Stated task: Determine how many lines in the data below contain "Albert" and write only that number.

[start Data supplied]

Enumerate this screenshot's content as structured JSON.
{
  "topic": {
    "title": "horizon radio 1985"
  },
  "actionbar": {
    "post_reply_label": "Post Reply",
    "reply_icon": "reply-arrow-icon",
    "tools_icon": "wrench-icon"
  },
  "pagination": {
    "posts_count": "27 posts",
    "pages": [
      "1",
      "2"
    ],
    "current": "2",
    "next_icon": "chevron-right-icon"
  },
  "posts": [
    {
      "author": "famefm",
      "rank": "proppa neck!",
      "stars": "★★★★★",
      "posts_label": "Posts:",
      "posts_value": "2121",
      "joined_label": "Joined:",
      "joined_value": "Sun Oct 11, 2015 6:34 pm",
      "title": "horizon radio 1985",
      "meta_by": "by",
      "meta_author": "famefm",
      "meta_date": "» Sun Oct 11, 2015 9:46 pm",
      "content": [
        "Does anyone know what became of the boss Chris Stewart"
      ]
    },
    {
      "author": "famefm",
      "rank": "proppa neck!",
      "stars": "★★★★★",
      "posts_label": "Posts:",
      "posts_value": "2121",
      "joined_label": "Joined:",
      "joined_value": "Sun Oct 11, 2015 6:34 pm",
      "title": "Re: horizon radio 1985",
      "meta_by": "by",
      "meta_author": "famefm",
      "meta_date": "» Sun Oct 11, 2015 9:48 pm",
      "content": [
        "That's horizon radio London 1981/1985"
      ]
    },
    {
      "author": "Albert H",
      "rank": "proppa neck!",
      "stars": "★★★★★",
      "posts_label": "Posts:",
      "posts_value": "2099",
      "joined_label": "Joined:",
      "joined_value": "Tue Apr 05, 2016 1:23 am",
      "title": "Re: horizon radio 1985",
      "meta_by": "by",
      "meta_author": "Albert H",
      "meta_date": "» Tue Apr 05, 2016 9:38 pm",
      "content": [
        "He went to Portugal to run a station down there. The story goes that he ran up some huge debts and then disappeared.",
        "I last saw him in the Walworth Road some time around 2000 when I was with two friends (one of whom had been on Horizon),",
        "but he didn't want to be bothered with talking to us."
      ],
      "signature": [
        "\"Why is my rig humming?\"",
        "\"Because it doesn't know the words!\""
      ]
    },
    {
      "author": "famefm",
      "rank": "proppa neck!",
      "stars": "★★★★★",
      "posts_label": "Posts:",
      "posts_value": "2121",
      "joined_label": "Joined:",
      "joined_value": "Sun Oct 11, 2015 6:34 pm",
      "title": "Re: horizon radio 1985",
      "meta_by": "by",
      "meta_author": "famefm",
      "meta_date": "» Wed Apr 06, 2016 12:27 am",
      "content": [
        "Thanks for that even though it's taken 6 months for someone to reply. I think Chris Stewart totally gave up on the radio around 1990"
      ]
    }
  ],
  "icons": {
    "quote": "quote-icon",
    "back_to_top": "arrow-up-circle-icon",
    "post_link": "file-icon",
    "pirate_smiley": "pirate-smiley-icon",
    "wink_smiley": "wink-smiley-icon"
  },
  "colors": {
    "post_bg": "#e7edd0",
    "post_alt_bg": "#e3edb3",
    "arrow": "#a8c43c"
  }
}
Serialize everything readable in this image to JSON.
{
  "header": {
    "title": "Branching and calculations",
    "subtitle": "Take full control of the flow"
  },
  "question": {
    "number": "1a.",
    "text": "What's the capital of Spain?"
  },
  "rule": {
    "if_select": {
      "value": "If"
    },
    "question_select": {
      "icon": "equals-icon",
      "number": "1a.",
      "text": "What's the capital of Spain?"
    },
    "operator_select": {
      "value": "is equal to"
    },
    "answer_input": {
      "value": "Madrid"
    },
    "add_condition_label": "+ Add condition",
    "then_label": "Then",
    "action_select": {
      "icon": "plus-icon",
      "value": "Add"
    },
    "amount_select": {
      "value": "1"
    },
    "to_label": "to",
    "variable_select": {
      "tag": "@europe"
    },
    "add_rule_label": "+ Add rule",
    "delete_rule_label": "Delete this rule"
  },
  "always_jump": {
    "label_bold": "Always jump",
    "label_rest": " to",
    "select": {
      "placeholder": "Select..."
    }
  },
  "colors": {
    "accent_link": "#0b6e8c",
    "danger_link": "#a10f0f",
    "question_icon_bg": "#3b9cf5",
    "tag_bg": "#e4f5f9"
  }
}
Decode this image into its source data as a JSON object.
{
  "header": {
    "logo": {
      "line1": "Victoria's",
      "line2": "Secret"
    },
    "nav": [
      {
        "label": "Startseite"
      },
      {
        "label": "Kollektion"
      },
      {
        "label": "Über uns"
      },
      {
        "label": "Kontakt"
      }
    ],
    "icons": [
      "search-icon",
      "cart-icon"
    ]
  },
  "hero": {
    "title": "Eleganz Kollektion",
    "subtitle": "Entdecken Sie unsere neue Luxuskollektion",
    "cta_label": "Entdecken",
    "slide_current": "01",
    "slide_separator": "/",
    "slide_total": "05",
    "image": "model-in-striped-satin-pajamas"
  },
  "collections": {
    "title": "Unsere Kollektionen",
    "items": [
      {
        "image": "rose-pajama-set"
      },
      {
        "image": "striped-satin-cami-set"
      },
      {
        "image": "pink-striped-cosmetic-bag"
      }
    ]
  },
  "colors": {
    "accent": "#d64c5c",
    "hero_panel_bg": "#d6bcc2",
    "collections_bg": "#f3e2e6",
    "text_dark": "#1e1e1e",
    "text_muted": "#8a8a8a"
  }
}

[end Data supplied]

Written answer: 2